* **Task instructions**
Reproduce all entries word for word.

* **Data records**
[start]
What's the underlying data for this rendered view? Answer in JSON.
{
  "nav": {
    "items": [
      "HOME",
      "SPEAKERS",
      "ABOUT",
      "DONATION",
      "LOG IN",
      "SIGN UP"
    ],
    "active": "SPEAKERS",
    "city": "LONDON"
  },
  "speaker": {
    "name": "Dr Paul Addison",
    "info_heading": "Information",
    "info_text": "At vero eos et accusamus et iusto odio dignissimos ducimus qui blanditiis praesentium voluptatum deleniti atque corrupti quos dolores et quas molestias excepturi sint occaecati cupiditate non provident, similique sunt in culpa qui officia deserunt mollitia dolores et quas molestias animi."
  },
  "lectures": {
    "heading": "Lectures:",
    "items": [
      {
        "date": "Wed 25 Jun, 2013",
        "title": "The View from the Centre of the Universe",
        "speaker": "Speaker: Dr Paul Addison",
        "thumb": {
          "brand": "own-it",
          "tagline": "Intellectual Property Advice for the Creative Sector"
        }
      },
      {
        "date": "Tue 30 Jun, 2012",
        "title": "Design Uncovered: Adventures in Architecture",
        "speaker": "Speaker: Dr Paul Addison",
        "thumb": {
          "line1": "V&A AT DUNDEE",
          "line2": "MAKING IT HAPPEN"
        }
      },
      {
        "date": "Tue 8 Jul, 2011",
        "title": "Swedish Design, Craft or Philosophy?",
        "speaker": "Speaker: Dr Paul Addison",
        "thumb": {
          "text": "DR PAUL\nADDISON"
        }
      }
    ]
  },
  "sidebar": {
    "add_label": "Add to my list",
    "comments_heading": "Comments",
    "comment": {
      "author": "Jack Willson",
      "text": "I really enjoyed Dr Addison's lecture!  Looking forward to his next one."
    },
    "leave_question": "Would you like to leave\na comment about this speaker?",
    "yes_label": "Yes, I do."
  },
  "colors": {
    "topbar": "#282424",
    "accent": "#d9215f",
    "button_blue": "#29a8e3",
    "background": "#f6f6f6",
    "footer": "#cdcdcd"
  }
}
[end]
* **Problem solution**
What's the underlying data for this rendered view? Answer in JSON.
{
  "nav": {
    "items": [
      "HOME",
      "SPEAKERS",
      "ABOUT",
      "DONATION",
      "LOG IN",
      "SIGN UP"
    ],
    "active": "SPEAKERS",
    "city": "LONDON"
  },
  "speaker": {
    "name": "Dr Paul Addison",
    "info_heading": "Information",
    "info_text": "At vero eos et accusamus et iusto odio dignissimos ducimus qui blanditiis praesentium voluptatum deleniti atque corrupti quos dolores et quas molestias excepturi sint occaecati cupiditate non provident, similique sunt in culpa qui officia deserunt mollitia dolores et quas molestias animi."
  },
  "lectures": {
    "heading": "Lectures:",
    "items": [
      {
        "date": "Wed 25 Jun, 2013",
        "title": "The View from the Centre of the Universe",
        "speaker": "Speaker: Dr Paul Addison",
        "thumb": {
          "brand": "own-it",
          "tagline": "Intellectual Property Advice for the Creative Sector"
        }
      },
      {
        "date": "Tue 30 Jun, 2012",
        "title": "Design Uncovered: Adventures in Architecture",
        "speaker": "Speaker: Dr Paul Addison",
        "thumb": {
          "line1": "V&A AT DUNDEE",
          "line2": "MAKING IT HAPPEN"
        }
      },
      {
        "date": "Tue 8 Jul, 2011",
        "title": "Swedish Design, Craft or Philosophy?",
        "speaker": "Speaker: Dr Paul Addison",
        "thumb": {
          "text": "DR PAUL\nADDISON"
        }
      }
    ]
  },
  "sidebar": {
    "add_label": "Add to my list",
    "comments_heading": "Comments",
    "comment": {
      "author": "Jack Willson",
      "text": "I really enjoyed Dr Addison's lecture!  Looking forward to his next one."
    },
    "leave_question": "Would you like to leave\na comment about this speaker?",
    "yes_label": "Yes, I do."
  },
  "colors": {
    "topbar": "#282424",
    "accent": "#d9215f",
    "button_blue": "#29a8e3",
    "background": "#f6f6f6",
    "footer": "#cdcdcd"
  }
}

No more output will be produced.